**Instructions to follow:**
Write out the material exactly, with the pictures left out.

--- Begin Material supplied ---

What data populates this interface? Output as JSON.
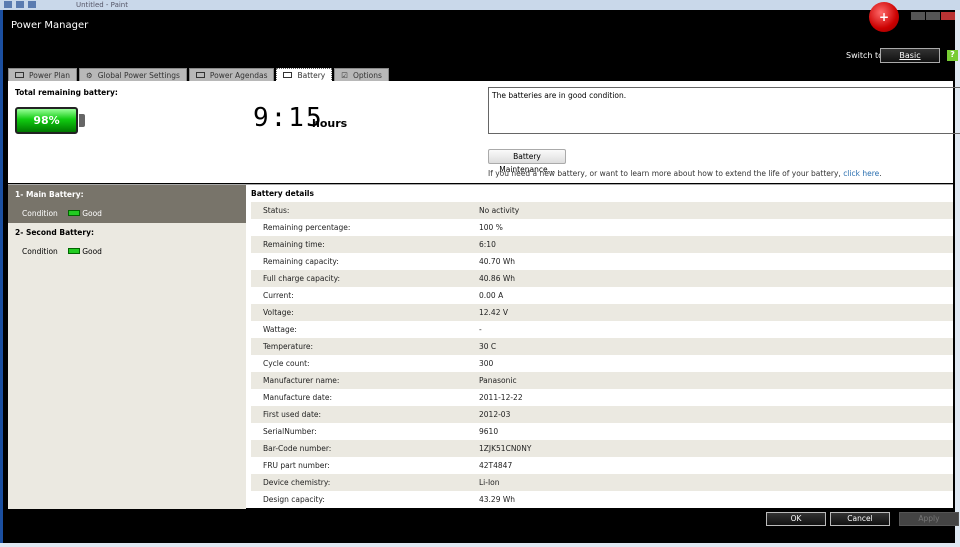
{
  "paint_title": "Untitled - Paint",
  "app_title": "Power Manager",
  "switch_label": "Switch to:",
  "switch_button": "Basic",
  "help": "?",
  "tabs": [
    {
      "label": "Power Plan"
    },
    {
      "label": "Global Power Settings"
    },
    {
      "label": "Power Agendas"
    },
    {
      "label": "Battery",
      "active": true
    },
    {
      "label": "Options"
    }
  ],
  "summary": {
    "label": "Total remaining battery:",
    "percent": "98%",
    "percent_value": 98,
    "time": "9:15",
    "time_unit": "hours",
    "message": "The batteries are in good condition.",
    "maintenance_button": "Battery Maintenance...",
    "hint": "If you need a new battery, or want to learn more about how to extend the life of your battery, ",
    "hint_link": "click here",
    "hint_end": "."
  },
  "batteries": [
    {
      "name": "1- Main Battery:",
      "condition_label": "Condition",
      "condition": "Good"
    },
    {
      "name": "2- Second Battery:",
      "condition_label": "Condition",
      "condition": "Good"
    }
  ],
  "details": {
    "title": "Battery details",
    "rows": [
      [
        "Status:",
        "No activity"
      ],
      [
        "Remaining percentage:",
        "100 %"
      ],
      [
        "Remaining time:",
        "6:10"
      ],
      [
        "Remaining capacity:",
        "40.70 Wh"
      ],
      [
        "Full charge capacity:",
        "40.86 Wh"
      ],
      [
        "Current:",
        "0.00 A"
      ],
      [
        "Voltage:",
        "12.42 V"
      ],
      [
        "Wattage:",
        "-"
      ],
      [
        "Temperature:",
        "30 C"
      ],
      [
        "Cycle count:",
        "300"
      ],
      [
        "Manufacturer name:",
        "Panasonic"
      ],
      [
        "Manufacture date:",
        "2011-12-22"
      ],
      [
        "First used date:",
        "2012-03"
      ],
      [
        "SerialNumber:",
        "9610"
      ],
      [
        "Bar-Code number:",
        "1ZJK51CN0NY"
      ],
      [
        "FRU part number:",
        "42T4847"
      ],
      [
        "Device chemistry:",
        "Li-Ion"
      ],
      [
        "Design capacity:",
        "43.29 Wh"
      ]
    ]
  },
  "buttons": {
    "ok": "OK",
    "cancel": "Cancel",
    "apply": "Apply"
  }
}
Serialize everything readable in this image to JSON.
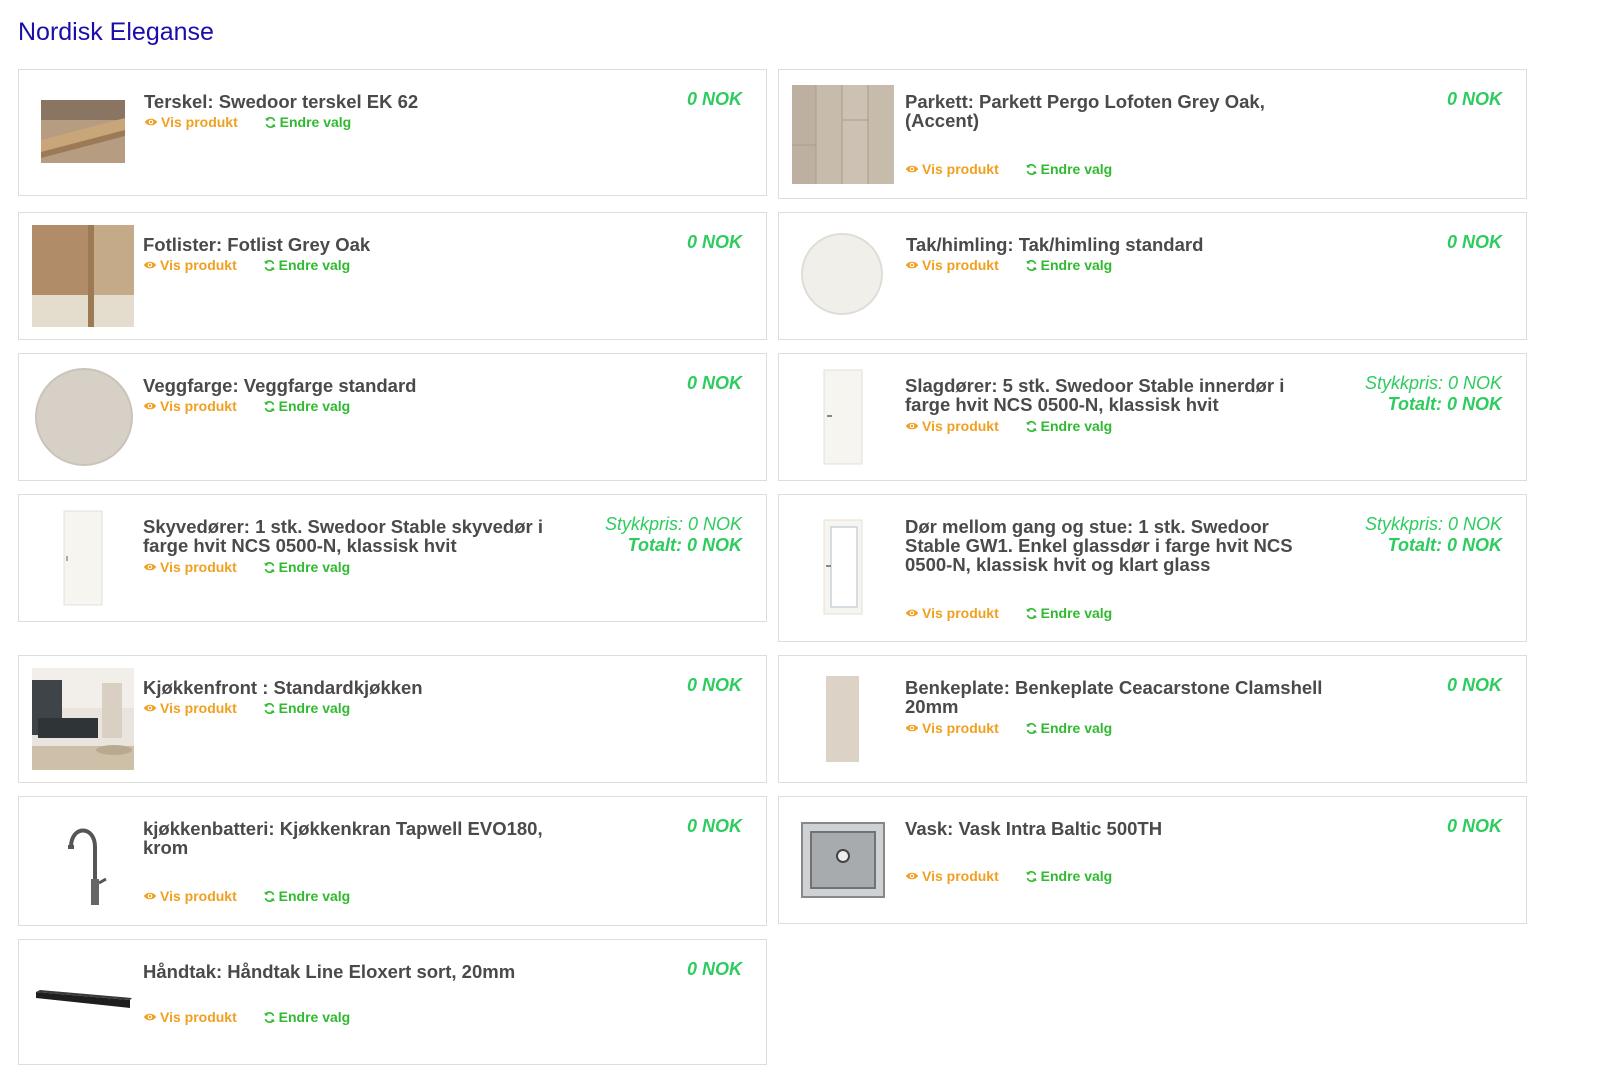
{
  "page": {
    "title": "Nordisk Eleganse"
  },
  "labels": {
    "vis_produkt": "Vis produkt",
    "endre_valg": "Endre valg"
  },
  "items": [
    {
      "title": "Terskel: Swedoor terskel EK 62",
      "price": "0 NOK",
      "thumb": "threshold"
    },
    {
      "title": "Parkett: Parkett Pergo Lofoten Grey Oak, (Accent)",
      "price": "0 NOK",
      "thumb": "parquet"
    },
    {
      "title": "Fotlister: Fotlist Grey Oak",
      "price": "0 NOK",
      "thumb": "baseboard"
    },
    {
      "title": "Tak/himling: Tak/himling standard",
      "price": "0 NOK",
      "thumb": "ceiling-swatch"
    },
    {
      "title": "Veggfarge: Veggfarge standard",
      "price": "0 NOK",
      "thumb": "wall-swatch"
    },
    {
      "title": "Slagdører: 5 stk. Swedoor Stable innerdør i farge hvit NCS 0500-N, klassisk hvit",
      "unit_price": "Stykkpris: 0 NOK",
      "total": "Totalt: 0 NOK",
      "thumb": "door"
    },
    {
      "title": "Skyvedører: 1 stk. Swedoor Stable skyvedør i farge hvit NCS 0500-N, klassisk hvit",
      "unit_price": "Stykkpris: 0 NOK",
      "total": "Totalt: 0 NOK",
      "thumb": "sliding-door"
    },
    {
      "title": "Dør mellom gang og stue: 1 stk. Swedoor Stable GW1. Enkel glassdør i farge hvit NCS 0500-N, klassisk hvit og klart glass",
      "unit_price": "Stykkpris: 0 NOK",
      "total": "Totalt: 0 NOK",
      "thumb": "glass-door"
    },
    {
      "title": "Kjøkkenfront : Standardkjøkken",
      "price": "0 NOK",
      "thumb": "kitchen"
    },
    {
      "title": "Benkeplate: Benkeplate Ceacarstone Clamshell 20mm",
      "price": "0 NOK",
      "thumb": "countertop"
    },
    {
      "title": "kjøkkenbatteri: Kjøkkenkran Tapwell EVO180, krom",
      "price": "0 NOK",
      "thumb": "faucet"
    },
    {
      "title": "Vask: Vask Intra Baltic 500TH",
      "price": "0 NOK",
      "thumb": "sink"
    },
    {
      "title": "Håndtak: Håndtak Line Eloxert sort, 20mm",
      "price": "0 NOK",
      "thumb": "handle"
    }
  ]
}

--- End Material supplied ---

**Response to the exercise:**
What data populates this interface? Output as JSON.
{
  "paint_title": "Untitled - Paint",
  "app_title": "Power Manager",
  "switch_label": "Switch to:",
  "switch_button": "Basic",
  "help": "?",
  "tabs": [
    {
      "label": "Power Plan"
    },
    {
      "label": "Global Power Settings"
    },
    {
      "label": "Power Agendas"
    },
    {
      "label": "Battery",
      "active": true
    },
    {
      "label": "Options"
    }
  ],
  "summary": {
    "label": "Total remaining battery:",
    "percent": "98%",
    "percent_value": 98,
    "time": "9:15",
    "time_unit": "hours",
    "message": "The batteries are in good condition.",
    "maintenance_button": "Battery Maintenance...",
    "hint": "If you need a new battery, or want to learn more about how to extend the life of your battery, ",
    "hint_link": "click here",
    "hint_end": "."
  },
  "batteries": [
    {
      "name": "1- Main Battery:",
      "condition_label": "Condition",
      "condition": "Good"
    },
    {
      "name": "2- Second Battery:",
      "condition_label": "Condition",
      "condition": "Good"
    }
  ],
  "details": {
    "title": "Battery details",
    "rows": [
      [
        "Status:",
        "No activity"
      ],
      [
        "Remaining percentage:",
        "100 %"
      ],
      [
        "Remaining time:",
        "6:10"
      ],
      [
        "Remaining capacity:",
        "40.70 Wh"
      ],
      [
        "Full charge capacity:",
        "40.86 Wh"
      ],
      [
        "Current:",
        "0.00 A"
      ],
      [
        "Voltage:",
        "12.42 V"
      ],
      [
        "Wattage:",
        "-"
      ],
      [
        "Temperature:",
        "30 C"
      ],
      [
        "Cycle count:",
        "300"
      ],
      [
        "Manufacturer name:",
        "Panasonic"
      ],
      [
        "Manufacture date:",
        "2011-12-22"
      ],
      [
        "First used date:",
        "2012-03"
      ],
      [
        "SerialNumber:",
        "9610"
      ],
      [
        "Bar-Code number:",
        "1ZJK51CN0NY"
      ],
      [
        "FRU part number:",
        "42T4847"
      ],
      [
        "Device chemistry:",
        "Li-Ion"
      ],
      [
        "Design capacity:",
        "43.29 Wh"
      ]
    ]
  },
  "buttons": {
    "ok": "OK",
    "cancel": "Cancel",
    "apply": "Apply"
  }
}
Serialize everything readable in this image to JSON.
{
  "page": {
    "title": "Nordisk Eleganse"
  },
  "labels": {
    "vis_produkt": "Vis produkt",
    "endre_valg": "Endre valg"
  },
  "items": [
    {
      "title": "Terskel: Swedoor terskel EK 62",
      "price": "0 NOK",
      "thumb": "threshold"
    },
    {
      "title": "Parkett: Parkett Pergo Lofoten Grey Oak, (Accent)",
      "price": "0 NOK",
      "thumb": "parquet"
    },
    {
      "title": "Fotlister: Fotlist Grey Oak",
      "price": "0 NOK",
      "thumb": "baseboard"
    },
    {
      "title": "Tak/himling: Tak/himling standard",
      "price": "0 NOK",
      "thumb": "ceiling-swatch"
    },
    {
      "title": "Veggfarge: Veggfarge standard",
      "price": "0 NOK",
      "thumb": "wall-swatch"
    },
    {
      "title": "Slagdører: 5 stk. Swedoor Stable innerdør i farge hvit NCS 0500-N, klassisk hvit",
      "unit_price": "Stykkpris: 0 NOK",
      "total": "Totalt: 0 NOK",
      "thumb": "door"
    },
    {
      "title": "Skyvedører: 1 stk. Swedoor Stable skyvedør i farge hvit NCS 0500-N, klassisk hvit",
      "unit_price": "Stykkpris: 0 NOK",
      "total": "Totalt: 0 NOK",
      "thumb": "sliding-door"
    },
    {
      "title": "Dør mellom gang og stue: 1 stk. Swedoor Stable GW1. Enkel glassdør i farge hvit NCS 0500-N, klassisk hvit og klart glass",
      "unit_price": "Stykkpris: 0 NOK",
      "total": "Totalt: 0 NOK",
      "thumb": "glass-door"
    },
    {
      "title": "Kjøkkenfront : Standardkjøkken",
      "price": "0 NOK",
      "thumb": "kitchen"
    },
    {
      "title": "Benkeplate: Benkeplate Ceacarstone Clamshell 20mm",
      "price": "0 NOK",
      "thumb": "countertop"
    },
    {
      "title": "kjøkkenbatteri: Kjøkkenkran Tapwell EVO180, krom",
      "price": "0 NOK",
      "thumb": "faucet"
    },
    {
      "title": "Vask: Vask Intra Baltic 500TH",
      "price": "0 NOK",
      "thumb": "sink"
    },
    {
      "title": "Håndtak: Håndtak Line Eloxert sort, 20mm",
      "price": "0 NOK",
      "thumb": "handle"
    }
  ]
}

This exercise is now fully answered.